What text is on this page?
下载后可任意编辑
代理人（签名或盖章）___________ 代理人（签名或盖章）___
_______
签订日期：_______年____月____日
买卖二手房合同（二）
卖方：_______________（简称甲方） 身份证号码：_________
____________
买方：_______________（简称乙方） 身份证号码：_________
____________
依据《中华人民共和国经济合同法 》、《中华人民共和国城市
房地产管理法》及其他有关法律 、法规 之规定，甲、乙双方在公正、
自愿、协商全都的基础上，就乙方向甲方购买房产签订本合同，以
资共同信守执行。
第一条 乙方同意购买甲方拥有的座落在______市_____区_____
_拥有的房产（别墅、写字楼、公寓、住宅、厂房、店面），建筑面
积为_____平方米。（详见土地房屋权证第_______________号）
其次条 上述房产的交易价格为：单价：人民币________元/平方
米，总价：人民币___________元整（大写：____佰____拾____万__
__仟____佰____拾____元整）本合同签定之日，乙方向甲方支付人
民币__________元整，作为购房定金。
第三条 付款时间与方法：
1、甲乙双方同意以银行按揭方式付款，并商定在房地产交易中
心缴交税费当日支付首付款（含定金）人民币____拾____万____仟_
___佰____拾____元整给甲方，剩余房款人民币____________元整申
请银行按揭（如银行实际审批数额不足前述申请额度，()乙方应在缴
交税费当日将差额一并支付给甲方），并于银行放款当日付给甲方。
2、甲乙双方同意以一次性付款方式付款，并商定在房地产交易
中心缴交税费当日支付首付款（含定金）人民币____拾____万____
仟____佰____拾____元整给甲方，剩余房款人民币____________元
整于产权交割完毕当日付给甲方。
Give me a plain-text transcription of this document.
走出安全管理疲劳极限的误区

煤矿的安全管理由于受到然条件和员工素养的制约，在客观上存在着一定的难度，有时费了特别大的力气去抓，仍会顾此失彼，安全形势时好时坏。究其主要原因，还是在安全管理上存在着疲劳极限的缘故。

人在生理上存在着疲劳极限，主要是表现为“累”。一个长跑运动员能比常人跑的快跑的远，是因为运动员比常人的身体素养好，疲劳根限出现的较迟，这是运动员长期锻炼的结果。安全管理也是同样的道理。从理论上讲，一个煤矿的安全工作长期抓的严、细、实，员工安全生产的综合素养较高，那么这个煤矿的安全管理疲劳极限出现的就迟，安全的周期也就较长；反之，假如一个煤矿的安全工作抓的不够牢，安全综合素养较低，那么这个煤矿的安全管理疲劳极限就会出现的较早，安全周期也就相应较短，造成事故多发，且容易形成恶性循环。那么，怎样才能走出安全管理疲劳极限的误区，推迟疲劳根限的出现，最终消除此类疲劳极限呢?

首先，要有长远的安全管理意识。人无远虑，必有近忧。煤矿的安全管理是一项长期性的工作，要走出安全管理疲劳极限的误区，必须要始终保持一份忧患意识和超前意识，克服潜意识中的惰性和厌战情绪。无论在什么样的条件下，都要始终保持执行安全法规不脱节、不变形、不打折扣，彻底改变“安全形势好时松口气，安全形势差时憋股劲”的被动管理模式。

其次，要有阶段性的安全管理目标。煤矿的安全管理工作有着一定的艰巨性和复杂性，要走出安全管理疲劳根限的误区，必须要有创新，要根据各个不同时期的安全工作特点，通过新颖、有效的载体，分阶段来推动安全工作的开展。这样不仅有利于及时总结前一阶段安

☆ ☆ ☆

Your task is to print all of the records exactly.

What text is on this page?
下载后可任意编辑
代理人（签名或盖章）___________ 代理人（签名或盖章）___
_______
签订日期：_______年____月____日
买卖二手房合同（二）
卖方：_______________（简称甲方） 身份证号码：_________
____________
买方：_______________（简称乙方） 身份证号码：_________
____________
依据《中华人民共和国经济合同法 》、《中华人民共和国城市
房地产管理法》及其他有关法律 、法规 之规定，甲、乙双方在公正、
自愿、协商全都的基础上，就乙方向甲方购买房产签订本合同，以
资共同信守执行。
第一条 乙方同意购买甲方拥有的座落在______市_____区_____
_拥有的房产（别墅、写字楼、公寓、住宅、厂房、店面），建筑面
积为_____平方米。（详见土地房屋权证第_______________号）
其次条 上述房产的交易价格为：单价：人民币________元/平方
米，总价：人民币___________元整（大写：____佰____拾____万__
__仟____佰____拾____元整）本合同签定之日，乙方向甲方支付人
民币__________元整，作为购房定金。
第三条 付款时间与方法：
1、甲乙双方同意以银行按揭方式付款，并商定在房地产交易中
心缴交税费当日支付首付款（含定金）人民币____拾____万____仟_
___佰____拾____元整给甲方，剩余房款人民币____________元整申
请银行按揭（如银行实际审批数额不足前述申请额度，()乙方应在缴
交税费当日将差额一并支付给甲方），并于银行放款当日付给甲方。
2、甲乙双方同意以一次性付款方式付款，并商定在房地产交易
中心缴交税费当日支付首付款（含定金）人民币____拾____万____
仟____佰____拾____元整给甲方，剩余房款人民币____________元
整于产权交割完毕当日付给甲方。
Give me a plain-text transcription of this document.
走出安全管理疲劳极限的误区

煤矿的安全管理由于受到然条件和员工素养的制约，在客观上存在着一定的难度，有时费了特别大的力气去抓，仍会顾此失彼，安全形势时好时坏。究其主要原因，还是在安全管理上存在着疲劳极限的缘故。

人在生理上存在着疲劳极限，主要是表现为“累”。一个长跑运动员能比常人跑的快跑的远，是因为运动员比常人的身体素养好，疲劳根限出现的较迟，这是运动员长期锻炼的结果。安全管理也是同样的道理。从理论上讲，一个煤矿的安全工作长期抓的严、细、实，员工安全生产的综合素养较高，那么这个煤矿的安全管理疲劳极限出现的就迟，安全的周期也就较长；反之，假如一个煤矿的安全工作抓的不够牢，安全综合素养较低，那么这个煤矿的安全管理疲劳极限就会出现的较早，安全周期也就相应较短，造成事故多发，且容易形成恶性循环。那么，怎样才能走出安全管理疲劳极限的误区，推迟疲劳根限的出现，最终消除此类疲劳极限呢?

首先，要有长远的安全管理意识。人无远虑，必有近忧。煤矿的安全管理是一项长期性的工作，要走出安全管理疲劳极限的误区，必须要始终保持一份忧患意识和超前意识，克服潜意识中的惰性和厌战情绪。无论在什么样的条件下，都要始终保持执行安全法规不脱节、不变形、不打折扣，彻底改变“安全形势好时松口气，安全形势差时憋股劲”的被动管理模式。

其次，要有阶段性的安全管理目标。煤矿的安全管理工作有着一定的艰巨性和复杂性，要走出安全管理疲劳根限的误区，必须要有创新，要根据各个不同时期的安全工作特点，通过新颖、有效的载体，分阶段来推动安全工作的开展。这样不仅有利于及时总结前一阶段安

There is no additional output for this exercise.